◆ PROVIDED RECORDS ◆
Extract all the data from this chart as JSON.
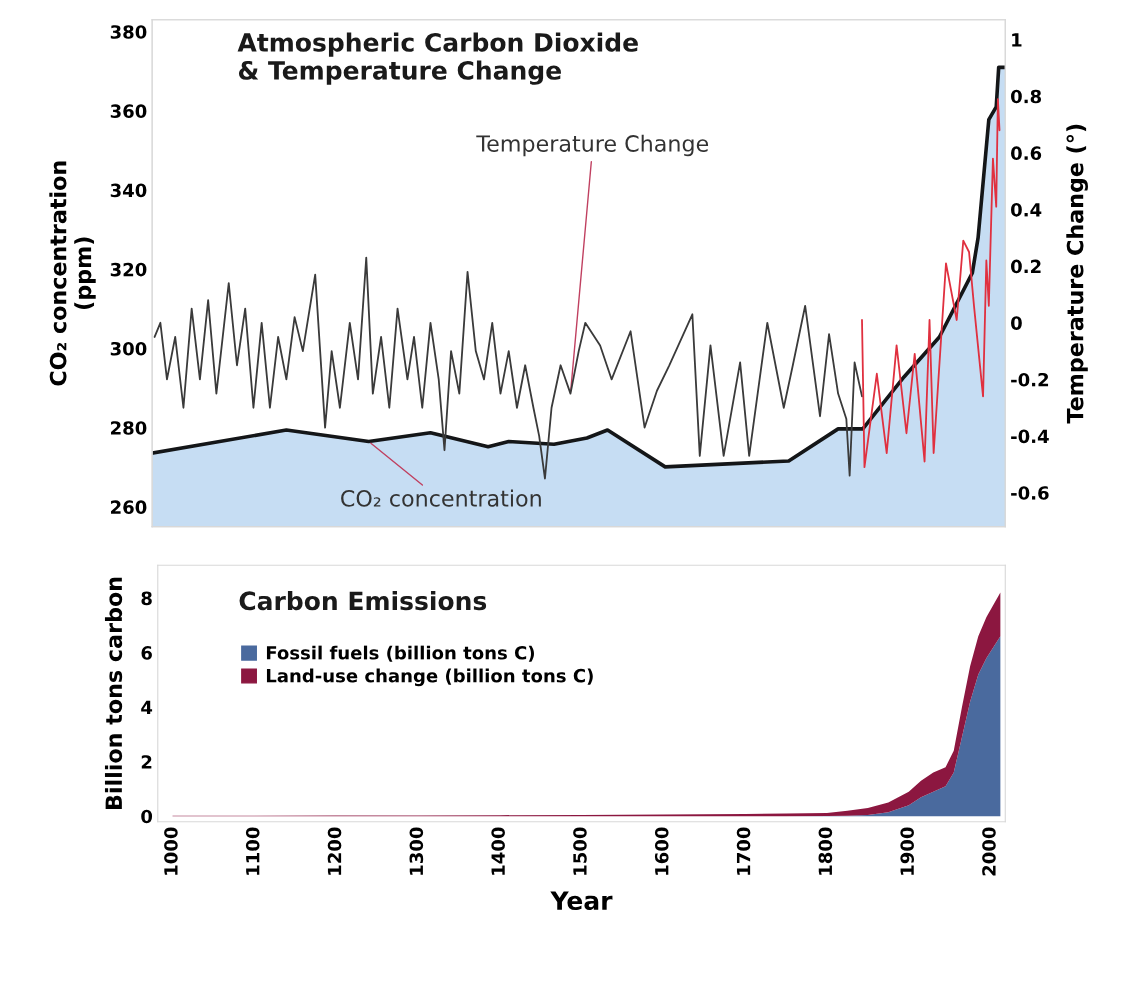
{
  "chart_data": [
    {
      "type": "line",
      "title": "Atmospheric Carbon Dioxide\n& Temperature Change",
      "ylabel": "CO₂ concentration\n(ppm)",
      "y2label": "Temperature Change (°)",
      "tick_labels": "y",
      "xlim": [
        982,
        2018
      ],
      "ylim": [
        255,
        383
      ],
      "yticks": [
        260,
        280,
        300,
        320,
        340,
        360,
        380
      ],
      "y2lim": [
        -0.72,
        1.07
      ],
      "y2ticks": [
        -0.6,
        -0.4,
        -0.2,
        0,
        0.2,
        0.4,
        0.6,
        0.8,
        1
      ],
      "series": [
        {
          "type": "area",
          "name": "CO₂ concentration",
          "color": "#c6ddf3",
          "x": [
            982,
            1145,
            1245,
            1320,
            1390,
            1415,
            1470,
            1510,
            1535,
            1605,
            1755,
            1815,
            1845,
            1895,
            1938,
            1978,
            1985,
            1998,
            2007,
            2010,
            2018
          ],
          "values": [
            273.6,
            279.4,
            276.5,
            278.7,
            275.2,
            276.5,
            275.8,
            277.4,
            279.4,
            270.1,
            271.6,
            279.7,
            279.7,
            292.8,
            302.9,
            319.1,
            328,
            357.8,
            361,
            371,
            371
          ]
        },
        {
          "type": "line",
          "name": "Temperature Change",
          "axis": "y2",
          "color": "#3a3a3a",
          "x": [
            985,
            992,
            1000,
            1010,
            1020,
            1030,
            1040,
            1050,
            1060,
            1075,
            1085,
            1095,
            1105,
            1115,
            1125,
            1135,
            1145,
            1155,
            1165,
            1180,
            1192,
            1200,
            1210,
            1222,
            1232,
            1242,
            1250,
            1260,
            1270,
            1280,
            1292,
            1300,
            1310,
            1320,
            1330,
            1337,
            1345,
            1355,
            1365,
            1375,
            1385,
            1395,
            1405,
            1415,
            1425,
            1435,
            1445,
            1452,
            1459,
            1467,
            1478,
            1490,
            1500,
            1508,
            1526,
            1540,
            1563,
            1580,
            1595,
            1610,
            1638,
            1647,
            1660,
            1676,
            1696,
            1707,
            1729,
            1749,
            1760,
            1775,
            1793,
            1804,
            1815,
            1825,
            1829,
            1835,
            1844
          ],
          "values": [
            -0.05,
            0.0,
            -0.2,
            -0.05,
            -0.3,
            0.05,
            -0.2,
            0.08,
            -0.25,
            0.14,
            -0.15,
            0.05,
            -0.3,
            0.0,
            -0.3,
            -0.05,
            -0.2,
            0.02,
            -0.1,
            0.17,
            -0.37,
            -0.1,
            -0.3,
            0.0,
            -0.2,
            0.23,
            -0.25,
            -0.05,
            -0.3,
            0.05,
            -0.2,
            -0.05,
            -0.3,
            0.0,
            -0.2,
            -0.45,
            -0.1,
            -0.25,
            0.18,
            -0.1,
            -0.2,
            0.0,
            -0.25,
            -0.1,
            -0.3,
            -0.15,
            -0.3,
            -0.4,
            -0.55,
            -0.3,
            -0.15,
            -0.25,
            -0.1,
            0.0,
            -0.08,
            -0.2,
            -0.03,
            -0.37,
            -0.24,
            -0.15,
            0.03,
            -0.47,
            -0.08,
            -0.47,
            -0.14,
            -0.47,
            0.0,
            -0.3,
            -0.15,
            0.06,
            -0.33,
            -0.04,
            -0.25,
            -0.34,
            -0.54,
            -0.14,
            -0.26
          ]
        },
        {
          "type": "line",
          "axis": "y2",
          "color": "#e0303f",
          "x": [
            1844,
            1847,
            1862,
            1874,
            1886,
            1898,
            1908,
            1920,
            1926,
            1931,
            1946,
            1959,
            1967,
            1974,
            1980,
            1991,
            1995,
            1998,
            2003,
            2007,
            2009,
            2011
          ],
          "values": [
            0.01,
            -0.51,
            -0.18,
            -0.46,
            -0.08,
            -0.39,
            -0.11,
            -0.49,
            0.01,
            -0.46,
            0.21,
            0.01,
            0.29,
            0.25,
            0.06,
            -0.26,
            0.22,
            0.06,
            0.58,
            0.41,
            0.79,
            0.68
          ]
        }
      ]
    },
    {
      "type": "area",
      "stacked": true,
      "title": "Carbon Emissions",
      "xlabel": "Year",
      "ylabel": "Billion tons carbon",
      "legend": "top left",
      "xlim": [
        982,
        2018
      ],
      "xticks": [
        1000,
        1100,
        1200,
        1300,
        1400,
        1500,
        1600,
        1700,
        1800,
        1900,
        2000
      ],
      "ylim": [
        -0.2,
        9.2
      ],
      "yticks": [
        0,
        2,
        4,
        6,
        8
      ],
      "x": [
        1000,
        1100,
        1200,
        1300,
        1400,
        1500,
        1600,
        1700,
        1750,
        1800,
        1825,
        1850,
        1875,
        1900,
        1915,
        1930,
        1945,
        1955,
        1965,
        1975,
        1985,
        1995,
        2012
      ],
      "series": [
        {
          "name": "Fossil fuels (billion tons C)",
          "color": "#4a6a9e",
          "values": [
            0,
            0,
            0,
            0,
            0,
            0,
            0,
            0,
            0,
            0.01,
            0.02,
            0.05,
            0.15,
            0.4,
            0.7,
            0.9,
            1.1,
            1.6,
            2.9,
            4.2,
            5.2,
            5.8,
            6.6
          ]
        },
        {
          "name": "Land-use change (billion tons C)",
          "color": "#8c1740",
          "values": [
            0.02,
            0.02,
            0.03,
            0.03,
            0.04,
            0.05,
            0.06,
            0.08,
            0.1,
            0.11,
            0.18,
            0.25,
            0.35,
            0.5,
            0.6,
            0.7,
            0.7,
            0.8,
            1.1,
            1.3,
            1.4,
            1.5,
            1.6
          ]
        }
      ]
    }
  ]
}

◆ EXERCISE OBJECTIVE ◆
Pictures in the records should not appear in your copy, but everything else must be transcribed exactly.

◆ FINAL ANSWER ◆
Extract all the data from this chart as JSON.
{
  "chart_data": [
    {
      "type": "line",
      "title": "Atmospheric Carbon Dioxide\n& Temperature Change",
      "ylabel": "CO₂ concentration\n(ppm)",
      "y2label": "Temperature Change (°)",
      "tick_labels": "y",
      "xlim": [
        982,
        2018
      ],
      "ylim": [
        255,
        383
      ],
      "yticks": [
        260,
        280,
        300,
        320,
        340,
        360,
        380
      ],
      "y2lim": [
        -0.72,
        1.07
      ],
      "y2ticks": [
        -0.6,
        -0.4,
        -0.2,
        0,
        0.2,
        0.4,
        0.6,
        0.8,
        1
      ],
      "series": [
        {
          "type": "area",
          "name": "CO₂ concentration",
          "color": "#c6ddf3",
          "x": [
            982,
            1145,
            1245,
            1320,
            1390,
            1415,
            1470,
            1510,
            1535,
            1605,
            1755,
            1815,
            1845,
            1895,
            1938,
            1978,
            1985,
            1998,
            2007,
            2010,
            2018
          ],
          "values": [
            273.6,
            279.4,
            276.5,
            278.7,
            275.2,
            276.5,
            275.8,
            277.4,
            279.4,
            270.1,
            271.6,
            279.7,
            279.7,
            292.8,
            302.9,
            319.1,
            328,
            357.8,
            361,
            371,
            371
          ]
        },
        {
          "type": "line",
          "name": "Temperature Change",
          "axis": "y2",
          "color": "#3a3a3a",
          "x": [
            985,
            992,
            1000,
            1010,
            1020,
            1030,
            1040,
            1050,
            1060,
            1075,
            1085,
            1095,
            1105,
            1115,
            1125,
            1135,
            1145,
            1155,
            1165,
            1180,
            1192,
            1200,
            1210,
            1222,
            1232,
            1242,
            1250,
            1260,
            1270,
            1280,
            1292,
            1300,
            1310,
            1320,
            1330,
            1337,
            1345,
            1355,
            1365,
            1375,
            1385,
            1395,
            1405,
            1415,
            1425,
            1435,
            1445,
            1452,
            1459,
            1467,
            1478,
            1490,
            1500,
            1508,
            1526,
            1540,
            1563,
            1580,
            1595,
            1610,
            1638,
            1647,
            1660,
            1676,
            1696,
            1707,
            1729,
            1749,
            1760,
            1775,
            1793,
            1804,
            1815,
            1825,
            1829,
            1835,
            1844
          ],
          "values": [
            -0.05,
            0.0,
            -0.2,
            -0.05,
            -0.3,
            0.05,
            -0.2,
            0.08,
            -0.25,
            0.14,
            -0.15,
            0.05,
            -0.3,
            0.0,
            -0.3,
            -0.05,
            -0.2,
            0.02,
            -0.1,
            0.17,
            -0.37,
            -0.1,
            -0.3,
            0.0,
            -0.2,
            0.23,
            -0.25,
            -0.05,
            -0.3,
            0.05,
            -0.2,
            -0.05,
            -0.3,
            0.0,
            -0.2,
            -0.45,
            -0.1,
            -0.25,
            0.18,
            -0.1,
            -0.2,
            0.0,
            -0.25,
            -0.1,
            -0.3,
            -0.15,
            -0.3,
            -0.4,
            -0.55,
            -0.3,
            -0.15,
            -0.25,
            -0.1,
            0.0,
            -0.08,
            -0.2,
            -0.03,
            -0.37,
            -0.24,
            -0.15,
            0.03,
            -0.47,
            -0.08,
            -0.47,
            -0.14,
            -0.47,
            0.0,
            -0.3,
            -0.15,
            0.06,
            -0.33,
            -0.04,
            -0.25,
            -0.34,
            -0.54,
            -0.14,
            -0.26
          ]
        },
        {
          "type": "line",
          "axis": "y2",
          "color": "#e0303f",
          "x": [
            1844,
            1847,
            1862,
            1874,
            1886,
            1898,
            1908,
            1920,
            1926,
            1931,
            1946,
            1959,
            1967,
            1974,
            1980,
            1991,
            1995,
            1998,
            2003,
            2007,
            2009,
            2011
          ],
          "values": [
            0.01,
            -0.51,
            -0.18,
            -0.46,
            -0.08,
            -0.39,
            -0.11,
            -0.49,
            0.01,
            -0.46,
            0.21,
            0.01,
            0.29,
            0.25,
            0.06,
            -0.26,
            0.22,
            0.06,
            0.58,
            0.41,
            0.79,
            0.68
          ]
        }
      ]
    },
    {
      "type": "area",
      "stacked": true,
      "title": "Carbon Emissions",
      "xlabel": "Year",
      "ylabel": "Billion tons carbon",
      "legend": "top left",
      "xlim": [
        982,
        2018
      ],
      "xticks": [
        1000,
        1100,
        1200,
        1300,
        1400,
        1500,
        1600,
        1700,
        1800,
        1900,
        2000
      ],
      "ylim": [
        -0.2,
        9.2
      ],
      "yticks": [
        0,
        2,
        4,
        6,
        8
      ],
      "x": [
        1000,
        1100,
        1200,
        1300,
        1400,
        1500,
        1600,
        1700,
        1750,
        1800,
        1825,
        1850,
        1875,
        1900,
        1915,
        1930,
        1945,
        1955,
        1965,
        1975,
        1985,
        1995,
        2012
      ],
      "series": [
        {
          "name": "Fossil fuels (billion tons C)",
          "color": "#4a6a9e",
          "values": [
            0,
            0,
            0,
            0,
            0,
            0,
            0,
            0,
            0,
            0.01,
            0.02,
            0.05,
            0.15,
            0.4,
            0.7,
            0.9,
            1.1,
            1.6,
            2.9,
            4.2,
            5.2,
            5.8,
            6.6
          ]
        },
        {
          "name": "Land-use change (billion tons C)",
          "color": "#8c1740",
          "values": [
            0.02,
            0.02,
            0.03,
            0.03,
            0.04,
            0.05,
            0.06,
            0.08,
            0.1,
            0.11,
            0.18,
            0.25,
            0.35,
            0.5,
            0.6,
            0.7,
            0.7,
            0.8,
            1.1,
            1.3,
            1.4,
            1.5,
            1.6
          ]
        }
      ]
    }
  ]
}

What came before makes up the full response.